Directions for this task. Every record below should be printed exactly as given.

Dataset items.

━━━━━━━━━━━━━━━━━━━━━━━━━━━━━━

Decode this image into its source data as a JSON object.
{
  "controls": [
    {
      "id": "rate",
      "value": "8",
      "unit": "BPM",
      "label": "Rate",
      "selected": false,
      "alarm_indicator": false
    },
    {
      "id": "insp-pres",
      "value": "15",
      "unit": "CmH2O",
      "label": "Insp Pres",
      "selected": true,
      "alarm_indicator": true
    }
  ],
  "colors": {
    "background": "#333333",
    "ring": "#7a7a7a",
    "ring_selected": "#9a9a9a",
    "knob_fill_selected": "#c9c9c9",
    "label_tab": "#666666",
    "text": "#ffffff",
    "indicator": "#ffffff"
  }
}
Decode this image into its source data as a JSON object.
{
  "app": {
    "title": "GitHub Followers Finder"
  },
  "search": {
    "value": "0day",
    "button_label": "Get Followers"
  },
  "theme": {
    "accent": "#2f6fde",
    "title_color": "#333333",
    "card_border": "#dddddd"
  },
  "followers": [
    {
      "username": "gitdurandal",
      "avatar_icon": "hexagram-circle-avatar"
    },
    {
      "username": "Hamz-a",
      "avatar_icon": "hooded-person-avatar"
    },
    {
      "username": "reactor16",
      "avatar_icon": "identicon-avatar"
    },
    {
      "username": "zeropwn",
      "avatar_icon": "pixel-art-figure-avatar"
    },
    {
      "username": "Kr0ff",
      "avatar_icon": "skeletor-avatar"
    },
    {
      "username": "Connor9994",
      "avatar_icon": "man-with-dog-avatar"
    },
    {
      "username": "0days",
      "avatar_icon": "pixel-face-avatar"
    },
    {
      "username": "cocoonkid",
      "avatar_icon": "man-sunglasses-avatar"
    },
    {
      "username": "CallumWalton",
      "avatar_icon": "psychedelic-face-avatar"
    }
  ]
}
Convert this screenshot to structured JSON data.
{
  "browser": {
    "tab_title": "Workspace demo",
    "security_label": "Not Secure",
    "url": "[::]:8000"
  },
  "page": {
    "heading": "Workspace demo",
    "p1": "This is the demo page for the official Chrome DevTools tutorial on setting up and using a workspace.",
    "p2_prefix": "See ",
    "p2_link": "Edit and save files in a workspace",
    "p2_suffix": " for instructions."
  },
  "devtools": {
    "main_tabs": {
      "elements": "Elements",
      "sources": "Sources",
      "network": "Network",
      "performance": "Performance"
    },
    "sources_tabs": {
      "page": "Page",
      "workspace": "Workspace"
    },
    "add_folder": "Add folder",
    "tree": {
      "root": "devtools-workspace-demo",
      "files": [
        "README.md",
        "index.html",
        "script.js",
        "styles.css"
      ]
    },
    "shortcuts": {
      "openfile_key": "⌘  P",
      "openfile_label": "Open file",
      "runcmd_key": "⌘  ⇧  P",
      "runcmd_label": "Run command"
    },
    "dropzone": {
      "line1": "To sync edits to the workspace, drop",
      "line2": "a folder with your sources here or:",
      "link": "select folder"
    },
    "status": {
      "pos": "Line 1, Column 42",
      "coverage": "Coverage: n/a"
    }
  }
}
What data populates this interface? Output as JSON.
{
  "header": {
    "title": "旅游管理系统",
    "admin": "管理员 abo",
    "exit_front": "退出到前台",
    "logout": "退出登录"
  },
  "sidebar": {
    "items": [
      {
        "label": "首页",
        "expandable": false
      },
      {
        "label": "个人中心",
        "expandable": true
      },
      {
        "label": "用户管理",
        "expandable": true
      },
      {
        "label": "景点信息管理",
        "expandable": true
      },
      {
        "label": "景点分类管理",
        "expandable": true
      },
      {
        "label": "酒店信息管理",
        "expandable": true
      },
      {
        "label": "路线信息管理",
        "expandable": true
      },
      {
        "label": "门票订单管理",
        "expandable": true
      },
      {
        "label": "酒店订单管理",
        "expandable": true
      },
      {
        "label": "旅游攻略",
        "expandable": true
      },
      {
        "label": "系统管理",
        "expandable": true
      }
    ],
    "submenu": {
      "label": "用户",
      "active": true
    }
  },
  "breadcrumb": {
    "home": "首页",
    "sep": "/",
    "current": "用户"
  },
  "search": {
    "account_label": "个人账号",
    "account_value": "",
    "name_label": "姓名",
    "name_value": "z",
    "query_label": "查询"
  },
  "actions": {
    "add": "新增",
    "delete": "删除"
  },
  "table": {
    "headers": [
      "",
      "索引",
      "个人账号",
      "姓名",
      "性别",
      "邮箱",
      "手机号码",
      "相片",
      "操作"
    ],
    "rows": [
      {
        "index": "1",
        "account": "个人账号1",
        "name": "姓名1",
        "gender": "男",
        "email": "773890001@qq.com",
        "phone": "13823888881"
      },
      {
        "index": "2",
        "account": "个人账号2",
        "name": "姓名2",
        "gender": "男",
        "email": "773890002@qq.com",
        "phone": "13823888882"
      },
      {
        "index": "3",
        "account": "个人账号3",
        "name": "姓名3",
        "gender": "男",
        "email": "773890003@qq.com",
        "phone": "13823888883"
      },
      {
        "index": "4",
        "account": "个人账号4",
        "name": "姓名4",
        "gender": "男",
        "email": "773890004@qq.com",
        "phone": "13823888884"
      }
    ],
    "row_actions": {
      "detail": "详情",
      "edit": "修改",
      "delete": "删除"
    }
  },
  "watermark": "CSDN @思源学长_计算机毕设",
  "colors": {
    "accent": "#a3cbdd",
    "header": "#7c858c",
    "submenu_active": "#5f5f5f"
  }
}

━━━━━━━━━━━━━━━━━━━━━━━━━━━━━━

Exercise output.
Decode this image into its source data as a JSON object.
{
  "controls": [
    {
      "id": "rate",
      "value": "8",
      "unit": "BPM",
      "label": "Rate",
      "selected": false,
      "alarm_indicator": false
    },
    {
      "id": "insp-pres",
      "value": "15",
      "unit": "CmH2O",
      "label": "Insp Pres",
      "selected": true,
      "alarm_indicator": true
    }
  ],
  "colors": {
    "background": "#333333",
    "ring": "#7a7a7a",
    "ring_selected": "#9a9a9a",
    "knob_fill_selected": "#c9c9c9",
    "label_tab": "#666666",
    "text": "#ffffff",
    "indicator": "#ffffff"
  }
}
Decode this image into its source data as a JSON object.
{
  "app": {
    "title": "GitHub Followers Finder"
  },
  "search": {
    "value": "0day",
    "button_label": "Get Followers"
  },
  "theme": {
    "accent": "#2f6fde",
    "title_color": "#333333",
    "card_border": "#dddddd"
  },
  "followers": [
    {
      "username": "gitdurandal",
      "avatar_icon": "hexagram-circle-avatar"
    },
    {
      "username": "Hamz-a",
      "avatar_icon": "hooded-person-avatar"
    },
    {
      "username": "reactor16",
      "avatar_icon": "identicon-avatar"
    },
    {
      "username": "zeropwn",
      "avatar_icon": "pixel-art-figure-avatar"
    },
    {
      "username": "Kr0ff",
      "avatar_icon": "skeletor-avatar"
    },
    {
      "username": "Connor9994",
      "avatar_icon": "man-with-dog-avatar"
    },
    {
      "username": "0days",
      "avatar_icon": "pixel-face-avatar"
    },
    {
      "username": "cocoonkid",
      "avatar_icon": "man-sunglasses-avatar"
    },
    {
      "username": "CallumWalton",
      "avatar_icon": "psychedelic-face-avatar"
    }
  ]
}
Convert this screenshot to structured JSON data.
{
  "browser": {
    "tab_title": "Workspace demo",
    "security_label": "Not Secure",
    "url": "[::]:8000"
  },
  "page": {
    "heading": "Workspace demo",
    "p1": "This is the demo page for the official Chrome DevTools tutorial on setting up and using a workspace.",
    "p2_prefix": "See ",
    "p2_link": "Edit and save files in a workspace",
    "p2_suffix": " for instructions."
  },
  "devtools": {
    "main_tabs": {
      "elements": "Elements",
      "sources": "Sources",
      "network": "Network",
      "performance": "Performance"
    },
    "sources_tabs": {
      "page": "Page",
      "workspace": "Workspace"
    },
    "add_folder": "Add folder",
    "tree": {
      "root": "devtools-workspace-demo",
      "files": [
        "README.md",
        "index.html",
        "script.js",
        "styles.css"
      ]
    },
    "shortcuts": {
      "openfile_key": "⌘  P",
      "openfile_label": "Open file",
      "runcmd_key": "⌘  ⇧  P",
      "runcmd_label": "Run command"
    },
    "dropzone": {
      "line1": "To sync edits to the workspace, drop",
      "line2": "a folder with your sources here or:",
      "link": "select folder"
    },
    "status": {
      "pos": "Line 1, Column 42",
      "coverage": "Coverage: n/a"
    }
  }
}
What data populates this interface? Output as JSON.
{
  "header": {
    "title": "旅游管理系统",
    "admin": "管理员 abo",
    "exit_front": "退出到前台",
    "logout": "退出登录"
  },
  "sidebar": {
    "items": [
      {
        "label": "首页",
        "expandable": false
      },
      {
        "label": "个人中心",
        "expandable": true
      },
      {
        "label": "用户管理",
        "expandable": true
      },
      {
        "label": "景点信息管理",
        "expandable": true
      },
      {
        "label": "景点分类管理",
        "expandable": true
      },
      {
        "label": "酒店信息管理",
        "expandable": true
      },
      {
        "label": "路线信息管理",
        "expandable": true
      },
      {
        "label": "门票订单管理",
        "expandable": true
      },
      {
        "label": "酒店订单管理",
        "expandable": true
      },
      {
        "label": "旅游攻略",
        "expandable": true
      },
      {
        "label": "系统管理",
        "expandable": true
      }
    ],
    "submenu": {
      "label": "用户",
      "active": true
    }
  },
  "breadcrumb": {
    "home": "首页",
    "sep": "/",
    "current": "用户"
  },
  "search": {
    "account_label": "个人账号",
    "account_value": "",
    "name_label": "姓名",
    "name_value": "z",
    "query_label": "查询"
  },
  "actions": {
    "add": "新增",
    "delete": "删除"
  },
  "table": {
    "headers": [
      "",
      "索引",
      "个人账号",
      "姓名",
      "性别",
      "邮箱",
      "手机号码",
      "相片",
      "操作"
    ],
    "rows": [
      {
        "index": "1",
        "account": "个人账号1",
        "name": "姓名1",
        "gender": "男",
        "email": "773890001@qq.com",
        "phone": "13823888881"
      },
      {
        "index": "2",
        "account": "个人账号2",
        "name": "姓名2",
        "gender": "男",
        "email": "773890002@qq.com",
        "phone": "13823888882"
      },
      {
        "index": "3",
        "account": "个人账号3",
        "name": "姓名3",
        "gender": "男",
        "email": "773890003@qq.com",
        "phone": "13823888883"
      },
      {
        "index": "4",
        "account": "个人账号4",
        "name": "姓名4",
        "gender": "男",
        "email": "773890004@qq.com",
        "phone": "13823888884"
      }
    ],
    "row_actions": {
      "detail": "详情",
      "edit": "修改",
      "delete": "删除"
    }
  },
  "watermark": "CSDN @思源学长_计算机毕设",
  "colors": {
    "accent": "#a3cbdd",
    "header": "#7c858c",
    "submenu_active": "#5f5f5f"
  }
}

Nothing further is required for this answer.